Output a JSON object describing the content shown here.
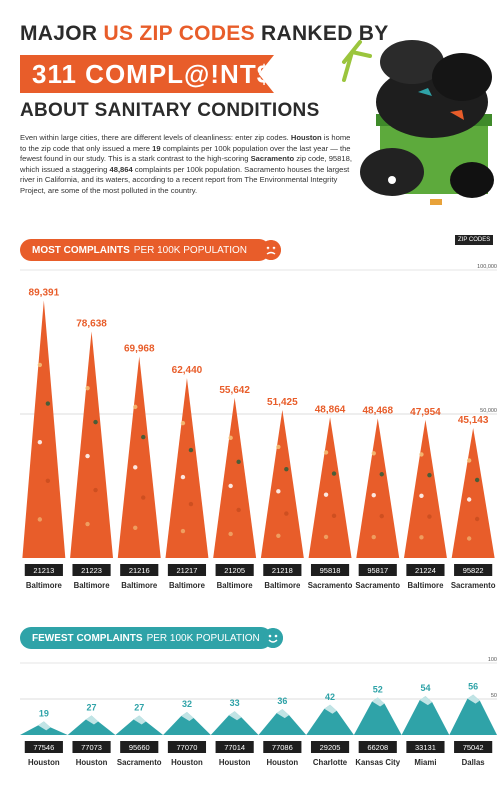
{
  "header": {
    "title_line1_pre": "MAJOR ",
    "title_line1_accent": "US ZIP CODES",
    "title_line1_post": " RANKED BY",
    "banner": "311 COMPL@!NT$",
    "title_line3": "ABOUT SANITARY CONDITIONS"
  },
  "intro": {
    "p1": "Even within large cities, there are different levels of cleanliness: enter zip codes.",
    "houston": "Houston",
    "p2": " is home to the zip code that only issued a mere ",
    "n19": "19",
    "p3": " complaints per 100k population over the last year — the fewest found in our study. This is a stark contrast to the high-scoring ",
    "sacramento": "Sacramento",
    "p4": " zip code, 95818, which issued a staggering ",
    "n48864": "48,864",
    "p5": " complaints per 100k population. Sacramento houses the largest river in California, and its waters, according to a recent report from The Environmental Integrity Project, are some of the most polluted in the country."
  },
  "zip_tag": "ZIP CODES",
  "sections": {
    "most_bold": "MOST COMPLAINTS",
    "most_rest": "PER 100K POPULATION",
    "fewest_bold": "FEWEST COMPLAINTS",
    "fewest_rest": "PER 100K POPULATION"
  },
  "colors": {
    "orange": "#e85d2a",
    "teal": "#2fa3a8",
    "teal_light": "#7cc3c6",
    "dark": "#2b2b2b"
  },
  "chart_data": [
    {
      "type": "bar",
      "categories": [
        "21213",
        "21223",
        "21216",
        "21217",
        "21205",
        "21218",
        "95818",
        "95817",
        "21224",
        "95822"
      ],
      "cities": [
        "Baltimore",
        "Baltimore",
        "Baltimore",
        "Baltimore",
        "Baltimore",
        "Baltimore",
        "Sacramento",
        "Sacramento",
        "Baltimore",
        "Sacramento"
      ],
      "values": [
        89391,
        78638,
        69968,
        62440,
        55642,
        51425,
        48864,
        48468,
        47954,
        45143
      ],
      "value_labels": [
        "89,391",
        "78,638",
        "69,968",
        "62,440",
        "55,642",
        "51,425",
        "48,864",
        "48,468",
        "47,954",
        "45,143"
      ],
      "ylim": [
        0,
        100000
      ],
      "ref_labels": [
        "100,000",
        "50,000"
      ],
      "color": "#e85d2a"
    },
    {
      "type": "bar",
      "categories": [
        "77546",
        "77073",
        "95660",
        "77070",
        "77014",
        "77086",
        "29205",
        "66208",
        "33131",
        "75042"
      ],
      "cities": [
        "Houston",
        "Houston",
        "Sacramento",
        "Houston",
        "Houston",
        "Houston",
        "Charlotte",
        "Kansas City",
        "Miami",
        "Dallas"
      ],
      "values": [
        19,
        27,
        27,
        32,
        33,
        36,
        42,
        52,
        54,
        56
      ],
      "value_labels": [
        "19",
        "27",
        "27",
        "32",
        "33",
        "36",
        "42",
        "52",
        "54",
        "56"
      ],
      "ylim": [
        0,
        100
      ],
      "ref_labels": [
        "100",
        "50"
      ],
      "color": "#2fa3a8"
    }
  ]
}
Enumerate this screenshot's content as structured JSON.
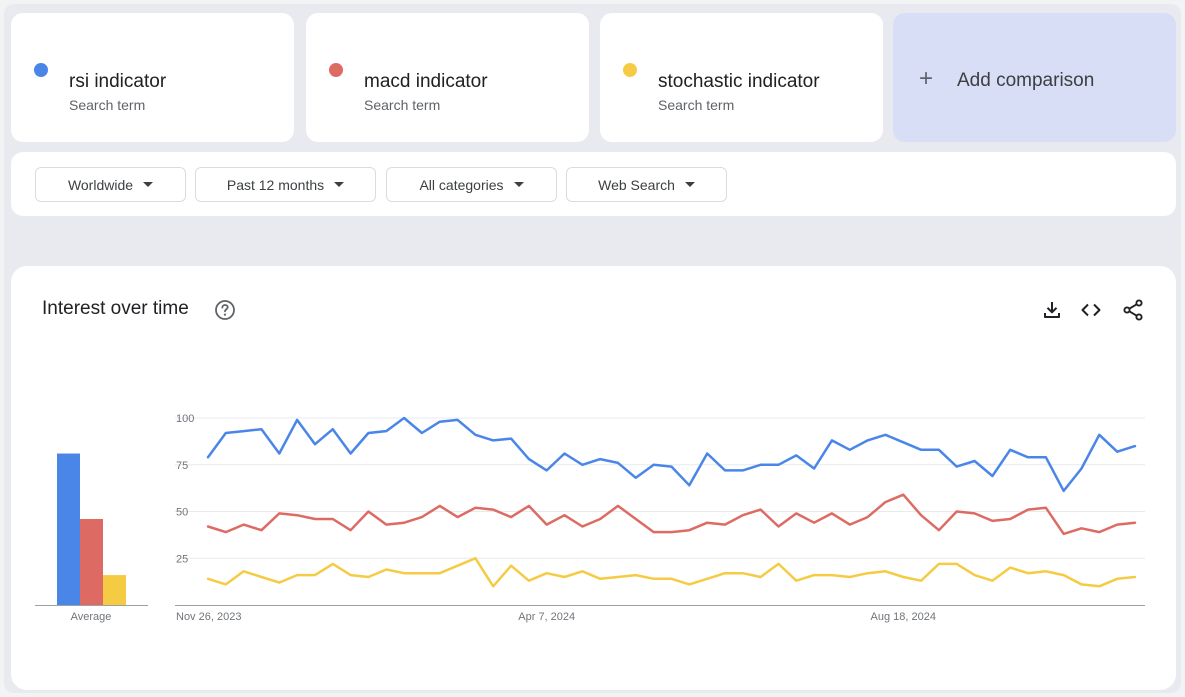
{
  "terms": [
    {
      "name": "rsi indicator",
      "sub": "Search term",
      "color": "#4a86e8"
    },
    {
      "name": "macd indicator",
      "sub": "Search term",
      "color": "#dd6b63"
    },
    {
      "name": "stochastic indicator",
      "sub": "Search term",
      "color": "#f6cb44"
    }
  ],
  "add_comparison": {
    "label": "Add comparison",
    "icon": "plus-icon"
  },
  "filters": [
    {
      "label": "Worldwide"
    },
    {
      "label": "Past 12 months"
    },
    {
      "label": "All categories"
    },
    {
      "label": "Web Search"
    }
  ],
  "chart": {
    "title": "Interest over time",
    "icons": [
      "help-icon",
      "download-icon",
      "embed-icon",
      "share-icon"
    ]
  },
  "chart_data": [
    {
      "type": "bar",
      "categories": [
        "rsi indicator",
        "macd indicator",
        "stochastic indicator"
      ],
      "values": [
        81,
        46,
        16
      ],
      "xlabel": "Average",
      "ylim": [
        0,
        100
      ],
      "colors": [
        "#4a86e8",
        "#dd6b63",
        "#f6cb44"
      ]
    },
    {
      "type": "line",
      "x_tick_labels": [
        "Nov 26, 2023",
        "Apr 7, 2024",
        "Aug 18, 2024"
      ],
      "y_tick_labels": [
        "100",
        "75",
        "50",
        "25"
      ],
      "ylim": [
        0,
        100
      ],
      "grid": true,
      "series": [
        {
          "name": "rsi indicator",
          "color": "#4a86e8",
          "values": [
            79,
            92,
            93,
            94,
            81,
            99,
            86,
            94,
            81,
            92,
            93,
            100,
            92,
            98,
            99,
            91,
            88,
            89,
            78,
            72,
            81,
            75,
            78,
            76,
            68,
            75,
            74,
            64,
            81,
            72,
            72,
            75,
            75,
            80,
            73,
            88,
            83,
            88,
            91,
            87,
            83,
            83,
            74,
            77,
            69,
            83,
            79,
            79,
            61,
            73,
            91,
            82,
            85
          ]
        },
        {
          "name": "macd indicator",
          "color": "#dd6b63",
          "values": [
            42,
            39,
            43,
            40,
            49,
            48,
            46,
            46,
            40,
            50,
            43,
            44,
            47,
            53,
            47,
            52,
            51,
            47,
            53,
            43,
            48,
            42,
            46,
            53,
            46,
            39,
            39,
            40,
            44,
            43,
            48,
            51,
            42,
            49,
            44,
            49,
            43,
            47,
            55,
            59,
            48,
            40,
            50,
            49,
            45,
            46,
            51,
            52,
            38,
            41,
            39,
            43,
            44
          ]
        },
        {
          "name": "stochastic indicator",
          "color": "#f6cb44",
          "values": [
            14,
            11,
            18,
            15,
            12,
            16,
            16,
            22,
            16,
            15,
            19,
            17,
            17,
            17,
            21,
            25,
            10,
            21,
            13,
            17,
            15,
            18,
            14,
            15,
            16,
            14,
            14,
            11,
            14,
            17,
            17,
            15,
            22,
            13,
            16,
            16,
            15,
            17,
            18,
            15,
            13,
            22,
            22,
            16,
            13,
            20,
            17,
            18,
            16,
            11,
            10,
            14,
            15
          ]
        }
      ]
    }
  ]
}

WORK TO BE COMPLETED | Exclude the pictures and repeat every other part of the records word for word.

ANSWER TO THIS PROBLEM |
Output a JSON object describing the content shown here.
{
  "header": {
    "title_line1_pre": "MAJOR ",
    "title_line1_accent": "US ZIP CODES",
    "title_line1_post": " RANKED BY",
    "banner": "311 COMPL@!NT$",
    "title_line3": "ABOUT SANITARY CONDITIONS"
  },
  "intro": {
    "p1": "Even within large cities, there are different levels of cleanliness: enter zip codes.",
    "houston": "Houston",
    "p2": " is home to the zip code that only issued a mere ",
    "n19": "19",
    "p3": " complaints per 100k population over the last year — the fewest found in our study. This is a stark contrast to the high-scoring ",
    "sacramento": "Sacramento",
    "p4": " zip code, 95818, which issued a staggering ",
    "n48864": "48,864",
    "p5": " complaints per 100k population. Sacramento houses the largest river in California, and its waters, according to a recent report from The Environmental Integrity Project, are some of the most polluted in the country."
  },
  "zip_tag": "ZIP CODES",
  "sections": {
    "most_bold": "MOST COMPLAINTS",
    "most_rest": "PER 100K POPULATION",
    "fewest_bold": "FEWEST COMPLAINTS",
    "fewest_rest": "PER 100K POPULATION"
  },
  "colors": {
    "orange": "#e85d2a",
    "teal": "#2fa3a8",
    "teal_light": "#7cc3c6",
    "dark": "#2b2b2b"
  },
  "chart_data": [
    {
      "type": "bar",
      "categories": [
        "21213",
        "21223",
        "21216",
        "21217",
        "21205",
        "21218",
        "95818",
        "95817",
        "21224",
        "95822"
      ],
      "cities": [
        "Baltimore",
        "Baltimore",
        "Baltimore",
        "Baltimore",
        "Baltimore",
        "Baltimore",
        "Sacramento",
        "Sacramento",
        "Baltimore",
        "Sacramento"
      ],
      "values": [
        89391,
        78638,
        69968,
        62440,
        55642,
        51425,
        48864,
        48468,
        47954,
        45143
      ],
      "value_labels": [
        "89,391",
        "78,638",
        "69,968",
        "62,440",
        "55,642",
        "51,425",
        "48,864",
        "48,468",
        "47,954",
        "45,143"
      ],
      "ylim": [
        0,
        100000
      ],
      "ref_labels": [
        "100,000",
        "50,000"
      ],
      "color": "#e85d2a"
    },
    {
      "type": "bar",
      "categories": [
        "77546",
        "77073",
        "95660",
        "77070",
        "77014",
        "77086",
        "29205",
        "66208",
        "33131",
        "75042"
      ],
      "cities": [
        "Houston",
        "Houston",
        "Sacramento",
        "Houston",
        "Houston",
        "Houston",
        "Charlotte",
        "Kansas City",
        "Miami",
        "Dallas"
      ],
      "values": [
        19,
        27,
        27,
        32,
        33,
        36,
        42,
        52,
        54,
        56
      ],
      "value_labels": [
        "19",
        "27",
        "27",
        "32",
        "33",
        "36",
        "42",
        "52",
        "54",
        "56"
      ],
      "ylim": [
        0,
        100
      ],
      "ref_labels": [
        "100",
        "50"
      ],
      "color": "#2fa3a8"
    }
  ]
}
Enumerate this screenshot's content as structured JSON.
{
  "terms": [
    {
      "name": "rsi indicator",
      "sub": "Search term",
      "color": "#4a86e8"
    },
    {
      "name": "macd indicator",
      "sub": "Search term",
      "color": "#dd6b63"
    },
    {
      "name": "stochastic indicator",
      "sub": "Search term",
      "color": "#f6cb44"
    }
  ],
  "add_comparison": {
    "label": "Add comparison",
    "icon": "plus-icon"
  },
  "filters": [
    {
      "label": "Worldwide"
    },
    {
      "label": "Past 12 months"
    },
    {
      "label": "All categories"
    },
    {
      "label": "Web Search"
    }
  ],
  "chart": {
    "title": "Interest over time",
    "icons": [
      "help-icon",
      "download-icon",
      "embed-icon",
      "share-icon"
    ]
  },
  "chart_data": [
    {
      "type": "bar",
      "categories": [
        "rsi indicator",
        "macd indicator",
        "stochastic indicator"
      ],
      "values": [
        81,
        46,
        16
      ],
      "xlabel": "Average",
      "ylim": [
        0,
        100
      ],
      "colors": [
        "#4a86e8",
        "#dd6b63",
        "#f6cb44"
      ]
    },
    {
      "type": "line",
      "x_tick_labels": [
        "Nov 26, 2023",
        "Apr 7, 2024",
        "Aug 18, 2024"
      ],
      "y_tick_labels": [
        "100",
        "75",
        "50",
        "25"
      ],
      "ylim": [
        0,
        100
      ],
      "grid": true,
      "series": [
        {
          "name": "rsi indicator",
          "color": "#4a86e8",
          "values": [
            79,
            92,
            93,
            94,
            81,
            99,
            86,
            94,
            81,
            92,
            93,
            100,
            92,
            98,
            99,
            91,
            88,
            89,
            78,
            72,
            81,
            75,
            78,
            76,
            68,
            75,
            74,
            64,
            81,
            72,
            72,
            75,
            75,
            80,
            73,
            88,
            83,
            88,
            91,
            87,
            83,
            83,
            74,
            77,
            69,
            83,
            79,
            79,
            61,
            73,
            91,
            82,
            85
          ]
        },
        {
          "name": "macd indicator",
          "color": "#dd6b63",
          "values": [
            42,
            39,
            43,
            40,
            49,
            48,
            46,
            46,
            40,
            50,
            43,
            44,
            47,
            53,
            47,
            52,
            51,
            47,
            53,
            43,
            48,
            42,
            46,
            53,
            46,
            39,
            39,
            40,
            44,
            43,
            48,
            51,
            42,
            49,
            44,
            49,
            43,
            47,
            55,
            59,
            48,
            40,
            50,
            49,
            45,
            46,
            51,
            52,
            38,
            41,
            39,
            43,
            44
          ]
        },
        {
          "name": "stochastic indicator",
          "color": "#f6cb44",
          "values": [
            14,
            11,
            18,
            15,
            12,
            16,
            16,
            22,
            16,
            15,
            19,
            17,
            17,
            17,
            21,
            25,
            10,
            21,
            13,
            17,
            15,
            18,
            14,
            15,
            16,
            14,
            14,
            11,
            14,
            17,
            17,
            15,
            22,
            13,
            16,
            16,
            15,
            17,
            18,
            15,
            13,
            22,
            22,
            16,
            13,
            20,
            17,
            18,
            16,
            11,
            10,
            14,
            15
          ]
        }
      ]
    }
  ]
}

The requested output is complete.